*OBJECTIVE*. Copy all the entries below exactly, but not the pictures.

*DATASET RECORDS*.
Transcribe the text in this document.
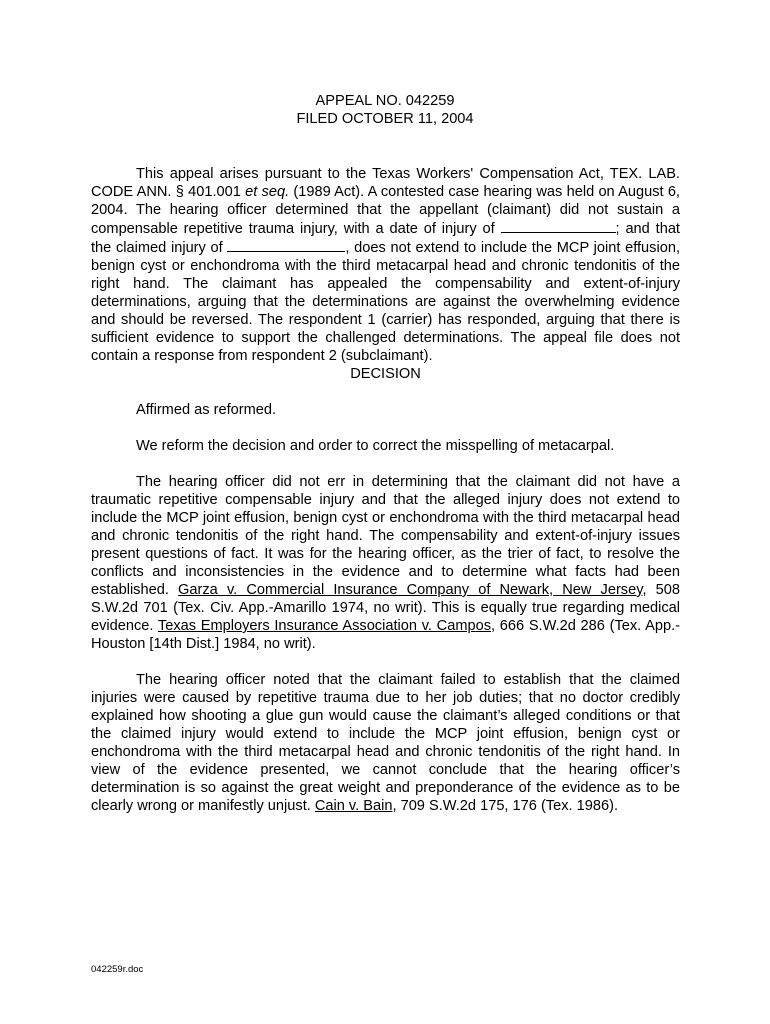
APPEAL NO. 042259
FILED OCTOBER 11, 2004

This appeal arises pursuant to the Texas Workers' Compensation Act, TEX. LAB. CODE ANN. § 401.001 et seq. (1989 Act). A contested case hearing was held on August 6, 2004. The hearing officer determined that the appellant (claimant) did not sustain a compensable repetitive trauma injury, with a date of injury of	; and that the claimed injury of	, does not extend to include the MCP joint effusion, benign cyst or enchondroma with the third metacarpal head and chronic tendonitis of the right hand. The claimant has appealed the compensability and extent-of-injury determinations, arguing that the determinations are against the overwhelming evidence and should be reversed. The respondent 1 (carrier) has responded, arguing that there is sufficient evidence to support the challenged determinations. The appeal file does not contain a response from respondent 2 (subclaimant).

DECISION

Affirmed as reformed.

We reform the decision and order to correct the misspelling of metacarpal.

The hearing officer did not err in determining that the claimant did not have a traumatic repetitive compensable injury and that the alleged injury does not extend to include the MCP joint effusion, benign cyst or enchondroma with the third metacarpal head and chronic tendonitis of the right hand. The compensability and extent-of-injury issues present questions of fact. It was for the hearing officer, as the trier of fact, to resolve the conflicts and inconsistencies in the evidence and to determine what facts had been established. Garza v. Commercial Insurance Company of Newark, New Jersey, 508 S.W.2d 701 (Tex. Civ. App.-Amarillo 1974, no writ). This is equally true regarding medical evidence. Texas Employers Insurance Association v. Campos, 666 S.W.2d 286 (Tex. App.-Houston [14th Dist.] 1984, no writ).

The hearing officer noted that the claimant failed to establish that the claimed injuries were caused by repetitive trauma due to her job duties; that no doctor credibly explained how shooting a glue gun would cause the claimant’s alleged conditions or that the claimed injury would extend to include the MCP joint effusion, benign cyst or enchondroma with the third metacarpal head and chronic tendonitis of the right hand. In view of the evidence presented, we cannot conclude that the hearing officer’s determination is so against the great weight and preponderance of the evidence as to be clearly wrong or manifestly unjust. Cain v. Bain, 709 S.W.2d 175, 176 (Tex. 1986).

042259r.doc
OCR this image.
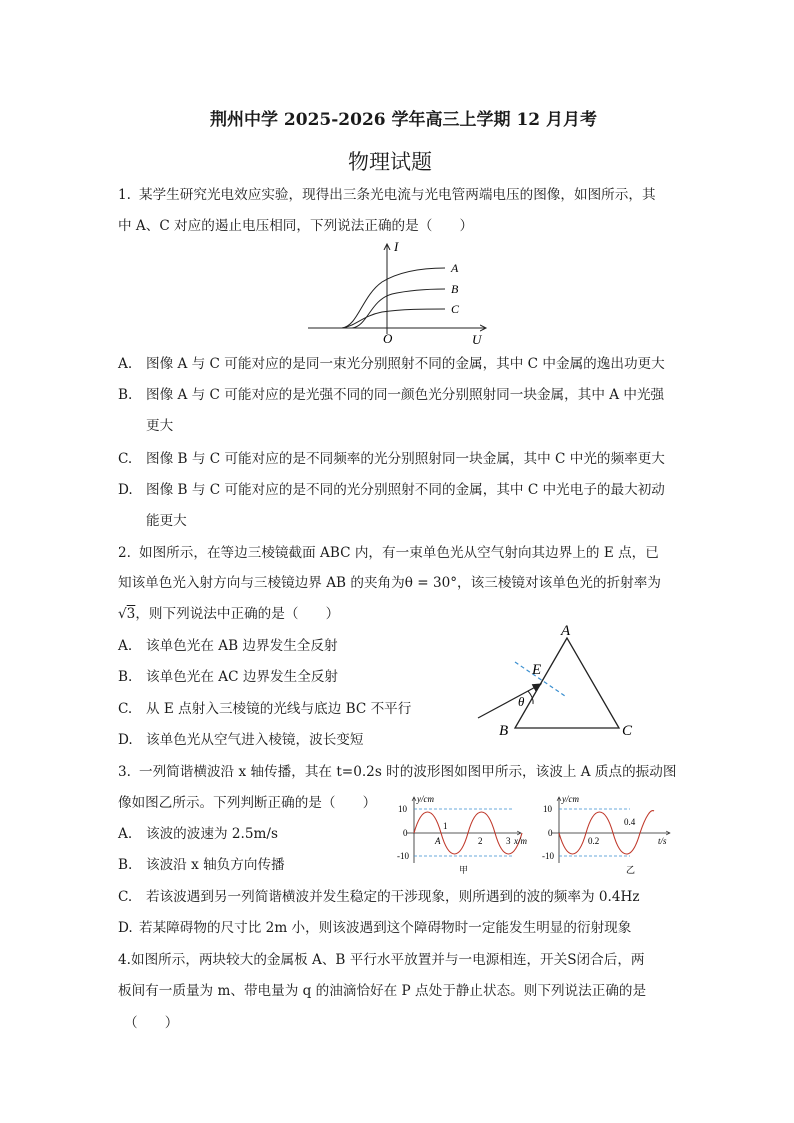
荆州中学 2025-2026 学年高三上学期 12 月月考
物理试题
1. 某学生研究光电效应实验，现得出三条光电流与光电管两端电压的图像，如图所示，其
中 A、C 对应的遏止电压相同，下列说法正确的是（　　）
I
U
O
A
B
C
A. 图像 A 与 C 可能对应的是同一束光分别照射不同的金属，其中 C 中金属的逸出功更大
B. 图像 A 与 C 可能对应的是光强不同的同一颜色光分别照射同一块金属，其中 A 中光强
更大
C. 图像 B 与 C 可能对应的是不同频率的光分别照射同一块金属，其中 C 中光的频率更大
D. 图像 B 与 C 可能对应的是不同的光分别照射不同的金属，其中 C 中光电子的最大初动
能更大
2. 如图所示，在等边三棱镜截面 ABC 内，有一束单色光从空气射向其边界上的 E 点，已
知该单色光入射方向与三棱镜边界 AB 的夹角为θ = 30°，该三棱镜对该单色光的折射率为
√3，则下列说法中正确的是（　　）
A
B	C
E
θ
A. 该单色光在 AB 边界发生全反射
B. 该单色光在 AC 边界发生全反射
C. 从 E 点射入三棱镜的光线与底边 BC 不平行
D. 该单色光从空气进入棱镜，波长变短
3. 一列简谐横波沿 x 轴传播，其在 t=0.2s 时的波形图如图甲所示，该波上 A 质点的振动图
像如图乙所示。下列判断正确的是（　　）	y/cm
10
0
-10
1
2	3 x/m
A
甲
y/cm
10
0
-10
0.2
0.4
t/s
乙
A. 该波的波速为 2.5m/s
B. 该波沿 x 轴负方向传播
C. 若该波遇到另一列简谐横波并发生稳定的干涉现象，则所遇到的波的频率为 0.4Hz
D. 若某障碍物的尺寸比 2m 小，则该波遇到这个障碍物时一定能发生明显的衍射现象
4.如图所示，两块较大的金属板 A、B 平行水平放置并与一电源相连，开关S闭合后，两
板间有一质量为 m、带电量为 q 的油滴恰好在 P 点处于静止状态。则下列说法正确的是
（　　）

*EXPECTED ANSWER*.
Transcribe the text in this document.
APPEAL NO. 042259
FILED OCTOBER 11, 2004

This appeal arises pursuant to the Texas Workers' Compensation Act, TEX. LAB. CODE ANN. § 401.001 et seq. (1989 Act). A contested case hearing was held on August 6, 2004. The hearing officer determined that the appellant (claimant) did not sustain a compensable repetitive trauma injury, with a date of injury of	; and that the claimed injury of	, does not extend to include the MCP joint effusion, benign cyst or enchondroma with the third metacarpal head and chronic tendonitis of the right hand. The claimant has appealed the compensability and extent-of-injury determinations, arguing that the determinations are against the overwhelming evidence and should be reversed. The respondent 1 (carrier) has responded, arguing that there is sufficient evidence to support the challenged determinations. The appeal file does not contain a response from respondent 2 (subclaimant).

DECISION

Affirmed as reformed.

We reform the decision and order to correct the misspelling of metacarpal.

The hearing officer did not err in determining that the claimant did not have a traumatic repetitive compensable injury and that the alleged injury does not extend to include the MCP joint effusion, benign cyst or enchondroma with the third metacarpal head and chronic tendonitis of the right hand. The compensability and extent-of-injury issues present questions of fact. It was for the hearing officer, as the trier of fact, to resolve the conflicts and inconsistencies in the evidence and to determine what facts had been established. Garza v. Commercial Insurance Company of Newark, New Jersey, 508 S.W.2d 701 (Tex. Civ. App.-Amarillo 1974, no writ). This is equally true regarding medical evidence. Texas Employers Insurance Association v. Campos, 666 S.W.2d 286 (Tex. App.-Houston [14th Dist.] 1984, no writ).

The hearing officer noted that the claimant failed to establish that the claimed injuries were caused by repetitive trauma due to her job duties; that no doctor credibly explained how shooting a glue gun would cause the claimant’s alleged conditions or that the claimed injury would extend to include the MCP joint effusion, benign cyst or enchondroma with the third metacarpal head and chronic tendonitis of the right hand. In view of the evidence presented, we cannot conclude that the hearing officer’s determination is so against the great weight and preponderance of the evidence as to be clearly wrong or manifestly unjust. Cain v. Bain, 709 S.W.2d 175, 176 (Tex. 1986).

042259r.doc
OCR this image.
荆州中学 2025-2026 学年高三上学期 12 月月考
物理试题
1. 某学生研究光电效应实验，现得出三条光电流与光电管两端电压的图像，如图所示，其
中 A、C 对应的遏止电压相同，下列说法正确的是（　　）
I
U
O
A
B
C
A. 图像 A 与 C 可能对应的是同一束光分别照射不同的金属，其中 C 中金属的逸出功更大
B. 图像 A 与 C 可能对应的是光强不同的同一颜色光分别照射同一块金属，其中 A 中光强
更大
C. 图像 B 与 C 可能对应的是不同频率的光分别照射同一块金属，其中 C 中光的频率更大
D. 图像 B 与 C 可能对应的是不同的光分别照射不同的金属，其中 C 中光电子的最大初动
能更大
2. 如图所示，在等边三棱镜截面 ABC 内，有一束单色光从空气射向其边界上的 E 点，已
知该单色光入射方向与三棱镜边界 AB 的夹角为θ = 30°，该三棱镜对该单色光的折射率为
√3，则下列说法中正确的是（　　）
A
B	C
E
θ
A. 该单色光在 AB 边界发生全反射
B. 该单色光在 AC 边界发生全反射
C. 从 E 点射入三棱镜的光线与底边 BC 不平行
D. 该单色光从空气进入棱镜，波长变短
3. 一列简谐横波沿 x 轴传播，其在 t=0.2s 时的波形图如图甲所示，该波上 A 质点的振动图
像如图乙所示。下列判断正确的是（　　）	y/cm
10
0
-10
1
2	3 x/m
A
甲
y/cm
10
0
-10
0.2
0.4
t/s
乙
A. 该波的波速为 2.5m/s
B. 该波沿 x 轴负方向传播
C. 若该波遇到另一列简谐横波并发生稳定的干涉现象，则所遇到的波的频率为 0.4Hz
D. 若某障碍物的尺寸比 2m 小，则该波遇到这个障碍物时一定能发生明显的衍射现象
4.如图所示，两块较大的金属板 A、B 平行水平放置并与一电源相连，开关S闭合后，两
板间有一质量为 m、带电量为 q 的油滴恰好在 P 点处于静止状态。则下列说法正确的是
（　　）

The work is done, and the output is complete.